**Exercise goal:** All of the entries need to be set down exactly as they read.

Records excerpted from a collection

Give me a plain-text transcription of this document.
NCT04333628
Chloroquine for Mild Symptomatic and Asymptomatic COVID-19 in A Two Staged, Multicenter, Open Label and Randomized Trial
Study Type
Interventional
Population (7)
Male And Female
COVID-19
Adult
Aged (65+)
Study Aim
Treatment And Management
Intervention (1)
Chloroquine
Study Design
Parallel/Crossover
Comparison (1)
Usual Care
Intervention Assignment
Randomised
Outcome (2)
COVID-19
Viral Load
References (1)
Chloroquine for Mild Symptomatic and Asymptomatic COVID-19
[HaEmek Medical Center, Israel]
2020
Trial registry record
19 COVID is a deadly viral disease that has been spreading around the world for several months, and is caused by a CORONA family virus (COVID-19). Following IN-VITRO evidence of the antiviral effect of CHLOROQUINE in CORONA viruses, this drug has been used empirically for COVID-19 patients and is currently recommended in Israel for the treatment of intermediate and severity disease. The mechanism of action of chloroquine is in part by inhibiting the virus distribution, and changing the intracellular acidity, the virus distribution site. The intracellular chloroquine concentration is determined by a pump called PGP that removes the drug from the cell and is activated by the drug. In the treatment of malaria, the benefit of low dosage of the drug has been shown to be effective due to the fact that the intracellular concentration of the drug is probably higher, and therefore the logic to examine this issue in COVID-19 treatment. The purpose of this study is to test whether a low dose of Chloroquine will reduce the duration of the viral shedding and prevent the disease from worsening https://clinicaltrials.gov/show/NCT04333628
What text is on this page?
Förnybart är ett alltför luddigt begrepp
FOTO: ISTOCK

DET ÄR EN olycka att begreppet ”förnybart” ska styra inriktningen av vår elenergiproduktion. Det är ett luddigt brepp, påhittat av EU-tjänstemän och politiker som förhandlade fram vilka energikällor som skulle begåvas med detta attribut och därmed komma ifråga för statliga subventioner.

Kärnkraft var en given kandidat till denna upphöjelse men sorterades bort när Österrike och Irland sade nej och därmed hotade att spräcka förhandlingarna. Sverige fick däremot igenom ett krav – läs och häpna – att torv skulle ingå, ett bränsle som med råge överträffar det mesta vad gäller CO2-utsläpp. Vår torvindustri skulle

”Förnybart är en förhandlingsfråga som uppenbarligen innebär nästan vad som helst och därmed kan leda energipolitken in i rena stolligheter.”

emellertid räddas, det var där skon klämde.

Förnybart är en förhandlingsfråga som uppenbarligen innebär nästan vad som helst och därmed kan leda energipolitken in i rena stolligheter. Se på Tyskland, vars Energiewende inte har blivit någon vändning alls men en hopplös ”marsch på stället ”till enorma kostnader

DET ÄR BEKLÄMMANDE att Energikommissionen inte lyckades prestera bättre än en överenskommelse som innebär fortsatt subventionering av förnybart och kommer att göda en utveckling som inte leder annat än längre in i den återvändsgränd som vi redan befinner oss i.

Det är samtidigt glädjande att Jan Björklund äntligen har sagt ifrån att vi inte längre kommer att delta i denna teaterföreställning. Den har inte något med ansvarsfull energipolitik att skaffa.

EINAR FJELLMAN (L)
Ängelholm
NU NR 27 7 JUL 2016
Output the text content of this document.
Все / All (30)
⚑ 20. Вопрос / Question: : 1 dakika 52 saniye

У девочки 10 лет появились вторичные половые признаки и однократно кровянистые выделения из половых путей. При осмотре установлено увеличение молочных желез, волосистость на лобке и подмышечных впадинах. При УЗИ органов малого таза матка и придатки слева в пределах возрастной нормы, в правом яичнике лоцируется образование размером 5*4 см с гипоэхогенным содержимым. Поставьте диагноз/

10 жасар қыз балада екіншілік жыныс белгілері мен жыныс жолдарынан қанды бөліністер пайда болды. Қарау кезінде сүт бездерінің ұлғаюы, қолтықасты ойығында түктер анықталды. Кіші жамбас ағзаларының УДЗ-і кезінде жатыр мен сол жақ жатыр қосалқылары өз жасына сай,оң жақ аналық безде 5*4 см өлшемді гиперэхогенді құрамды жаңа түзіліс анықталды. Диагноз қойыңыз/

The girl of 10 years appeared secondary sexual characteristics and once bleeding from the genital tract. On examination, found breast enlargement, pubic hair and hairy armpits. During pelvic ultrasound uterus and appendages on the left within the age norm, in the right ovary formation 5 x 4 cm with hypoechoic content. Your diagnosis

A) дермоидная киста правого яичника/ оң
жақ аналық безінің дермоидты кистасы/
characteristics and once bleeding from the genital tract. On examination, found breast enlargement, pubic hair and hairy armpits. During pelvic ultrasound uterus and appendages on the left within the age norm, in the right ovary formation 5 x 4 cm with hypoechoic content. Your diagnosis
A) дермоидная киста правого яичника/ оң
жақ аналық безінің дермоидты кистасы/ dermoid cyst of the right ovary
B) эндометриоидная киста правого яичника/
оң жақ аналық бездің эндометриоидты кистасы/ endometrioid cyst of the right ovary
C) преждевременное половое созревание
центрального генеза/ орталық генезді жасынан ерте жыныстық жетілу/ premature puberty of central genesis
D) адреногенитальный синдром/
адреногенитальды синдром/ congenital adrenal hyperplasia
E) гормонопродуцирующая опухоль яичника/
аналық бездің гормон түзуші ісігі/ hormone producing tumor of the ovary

**Result of this task:**
Give me a plain-text transcription of this document.
NCT04333628
Chloroquine for Mild Symptomatic and Asymptomatic COVID-19 in A Two Staged, Multicenter, Open Label and Randomized Trial
Study Type
Interventional
Population (7)
Male And Female
COVID-19
Adult
Aged (65+)
Study Aim
Treatment And Management
Intervention (1)
Chloroquine
Study Design
Parallel/Crossover
Comparison (1)
Usual Care
Intervention Assignment
Randomised
Outcome (2)
COVID-19
Viral Load
References (1)
Chloroquine for Mild Symptomatic and Asymptomatic COVID-19
[HaEmek Medical Center, Israel]
2020
Trial registry record
19 COVID is a deadly viral disease that has been spreading around the world for several months, and is caused by a CORONA family virus (COVID-19). Following IN-VITRO evidence of the antiviral effect of CHLOROQUINE in CORONA viruses, this drug has been used empirically for COVID-19 patients and is currently recommended in Israel for the treatment of intermediate and severity disease. The mechanism of action of chloroquine is in part by inhibiting the virus distribution, and changing the intracellular acidity, the virus distribution site. The intracellular chloroquine concentration is determined by a pump called PGP that removes the drug from the cell and is activated by the drug. In the treatment of malaria, the benefit of low dosage of the drug has been shown to be effective due to the fact that the intracellular concentration of the drug is probably higher, and therefore the logic to examine this issue in COVID-19 treatment. The purpose of this study is to test whether a low dose of Chloroquine will reduce the duration of the viral shedding and prevent the disease from worsening https://clinicaltrials.gov/show/NCT04333628
What text is on this page?
Förnybart är ett alltför luddigt begrepp
FOTO: ISTOCK

DET ÄR EN olycka att begreppet ”förnybart” ska styra inriktningen av vår elenergiproduktion. Det är ett luddigt brepp, påhittat av EU-tjänstemän och politiker som förhandlade fram vilka energikällor som skulle begåvas med detta attribut och därmed komma ifråga för statliga subventioner.

Kärnkraft var en given kandidat till denna upphöjelse men sorterades bort när Österrike och Irland sade nej och därmed hotade att spräcka förhandlingarna. Sverige fick däremot igenom ett krav – läs och häpna – att torv skulle ingå, ett bränsle som med råge överträffar det mesta vad gäller CO2-utsläpp. Vår torvindustri skulle

”Förnybart är en förhandlingsfråga som uppenbarligen innebär nästan vad som helst och därmed kan leda energipolitken in i rena stolligheter.”

emellertid räddas, det var där skon klämde.

Förnybart är en förhandlingsfråga som uppenbarligen innebär nästan vad som helst och därmed kan leda energipolitken in i rena stolligheter. Se på Tyskland, vars Energiewende inte har blivit någon vändning alls men en hopplös ”marsch på stället ”till enorma kostnader

DET ÄR BEKLÄMMANDE att Energikommissionen inte lyckades prestera bättre än en överenskommelse som innebär fortsatt subventionering av förnybart och kommer att göda en utveckling som inte leder annat än längre in i den återvändsgränd som vi redan befinner oss i.

Det är samtidigt glädjande att Jan Björklund äntligen har sagt ifrån att vi inte längre kommer att delta i denna teaterföreställning. Den har inte något med ansvarsfull energipolitik att skaffa.

EINAR FJELLMAN (L)
Ängelholm
NU NR 27 7 JUL 2016
Output the text content of this document.
Все / All (30)
⚑ 20. Вопрос / Question: : 1 dakika 52 saniye

У девочки 10 лет появились вторичные половые признаки и однократно кровянистые выделения из половых путей. При осмотре установлено увеличение молочных желез, волосистость на лобке и подмышечных впадинах. При УЗИ органов малого таза матка и придатки слева в пределах возрастной нормы, в правом яичнике лоцируется образование размером 5*4 см с гипоэхогенным содержимым. Поставьте диагноз/

10 жасар қыз балада екіншілік жыныс белгілері мен жыныс жолдарынан қанды бөліністер пайда болды. Қарау кезінде сүт бездерінің ұлғаюы, қолтықасты ойығында түктер анықталды. Кіші жамбас ағзаларының УДЗ-і кезінде жатыр мен сол жақ жатыр қосалқылары өз жасына сай,оң жақ аналық безде 5*4 см өлшемді гиперэхогенді құрамды жаңа түзіліс анықталды. Диагноз қойыңыз/

The girl of 10 years appeared secondary sexual characteristics and once bleeding from the genital tract. On examination, found breast enlargement, pubic hair and hairy armpits. During pelvic ultrasound uterus and appendages on the left within the age norm, in the right ovary formation 5 x 4 cm with hypoechoic content. Your diagnosis

A) дермоидная киста правого яичника/ оң
жақ аналық безінің дермоидты кистасы/
characteristics and once bleeding from the genital tract. On examination, found breast enlargement, pubic hair and hairy armpits. During pelvic ultrasound uterus and appendages on the left within the age norm, in the right ovary formation 5 x 4 cm with hypoechoic content. Your diagnosis
A) дермоидная киста правого яичника/ оң
жақ аналық безінің дермоидты кистасы/ dermoid cyst of the right ovary
B) эндометриоидная киста правого яичника/
оң жақ аналық бездің эндометриоидты кистасы/ endometrioid cyst of the right ovary
C) преждевременное половое созревание
центрального генеза/ орталық генезді жасынан ерте жыныстық жетілу/ premature puberty of central genesis
D) адреногенитальный синдром/
адреногенитальды синдром/ congenital adrenal hyperplasia
E) гормонопродуцирующая опухоль яичника/
аналық бездің гормон түзуші ісігі/ hormone producing tumor of the ovary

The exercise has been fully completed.